::: Information shown :::

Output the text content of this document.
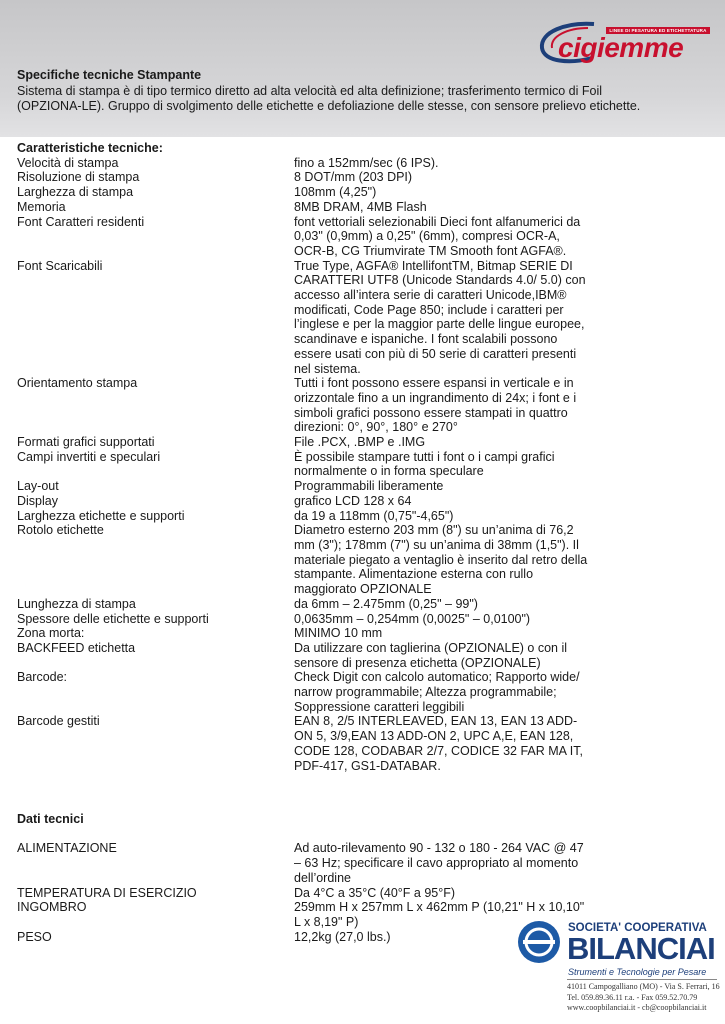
LINEE DI PESATURA ED ETICHETTATURA
cigiemme
Specifiche tecniche Stampante
Sistema di stampa è di tipo termico diretto ad alta velocità ed alta definizione; trasferimento termico di Foil (OPZIONA-LE). Gruppo di svolgimento delle etichette e defoliazione delle stesse, con sensore prelievo etichette.
Caratteristiche tecniche:
Velocità di stampa	fino a 152mm/sec (6 IPS).
Risoluzione di stampa	8 DOT/mm (203 DPI)
Larghezza di stampa	108mm (4,25")
Memoria	8MB DRAM, 4MB Flash
Font Caratteri residenti	font vettoriali selezionabili Dieci font alfanumerici da 0,03" (0,9mm) a 0,25" (6mm), compresi OCR-A, OCR-B, CG Triumvirate TM Smooth font AGFA®.
Font Scaricabili	True Type, AGFA® IntellifontTM, Bitmap SERIE DI CARATTERI UTF8 (Unicode Standards 4.0/ 5.0) con accesso all’intera serie di caratteri Unicode,IBM® modificati, Code Page 850; include i caratteri per l’inglese e per la maggior parte delle lingue europee, scandinave e ispaniche. I font scalabili possono essere usati con più di 50 serie di caratteri presenti nel sistema.
Orientamento stampa	Tutti i font possono essere espansi in verticale e in orizzontale fino a un ingrandimento di 24x; i font e i simboli grafici possono essere stampati in quattro direzioni: 0°, 90°, 180° e 270°
Formati grafici supportati	File .PCX, .BMP e .IMG
Campi invertiti e speculari	È possibile stampare tutti i font o i campi grafici normalmente o in forma speculare
Lay-out	Programmabili liberamente
Display	grafico LCD 128 x 64
Larghezza etichette e supporti	da 19 a 118mm (0,75"-4,65")
Rotolo etichette	Diametro esterno 203 mm (8") su un’anima di 76,2 mm (3"); 178mm (7") su un’anima di 38mm (1,5"). Il materiale piegato a ventaglio è inserito dal retro della stampante. Alimentazione esterna con rullo maggiorato OPZIONALE
Lunghezza di stampa	da 6mm – 2.475mm (0,25" – 99")
Spessore delle etichette e supporti	0,0635mm – 0,254mm (0,0025" – 0,0100")
Zona morta:	MINIMO 10 mm
BACKFEED etichetta	Da utilizzare con taglierina (OPZIONALE) o con il sensore di presenza etichetta (OPZIONALE)
Barcode:	Check Digit con calcolo automatico; Rapporto wide/ narrow programmabile; Altezza programmabile; Soppressione caratteri leggibili
Barcode gestiti	EAN 8, 2/5 INTERLEAVED, EAN 13, EAN 13 ADD-ON 5, 3/9,EAN 13 ADD-ON 2, UPC A,E, EAN 128, CODE 128, CODABAR 2/7, CODICE 32 FAR MA IT, PDF-417, GS1-DATABAR.
Dati tecnici
ALIMENTAZIONE	Ad auto-rilevamento 90 - 132 o 180 - 264 VAC @ 47 – 63 Hz; specificare il cavo appropriato al momento dell’ordine
TEMPERATURA DI ESERCIZIO	Da 4°C a 35°C (40°F a 95°F)
INGOMBRO	259mm H x 257mm L x 462mm P (10,21" H x 10,10" L x 8,19" P)
PESO	12,2kg (27,0 lbs.)
SOCIETA' COOPERATIVA
BILANCIAI
Strumenti e Tecnologie per Pesare
41011 Campogalliano (MO) - Via S. Ferrari, 16
Tel. 059.89.36.11 r.a. - Fax 059.52.70.79
www.coopbilanciai.it - cb@coopbilanciai.it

:::

- [Work to complete] List every line above that contains the word "supporti".

- [Response for this exercise]
Larghezza etichette e supporti	da 19 a 118mm (0,75"-4,65")
Spessore delle etichette e supporti	0,0635mm – 0,254mm (0,0025" – 0,0100")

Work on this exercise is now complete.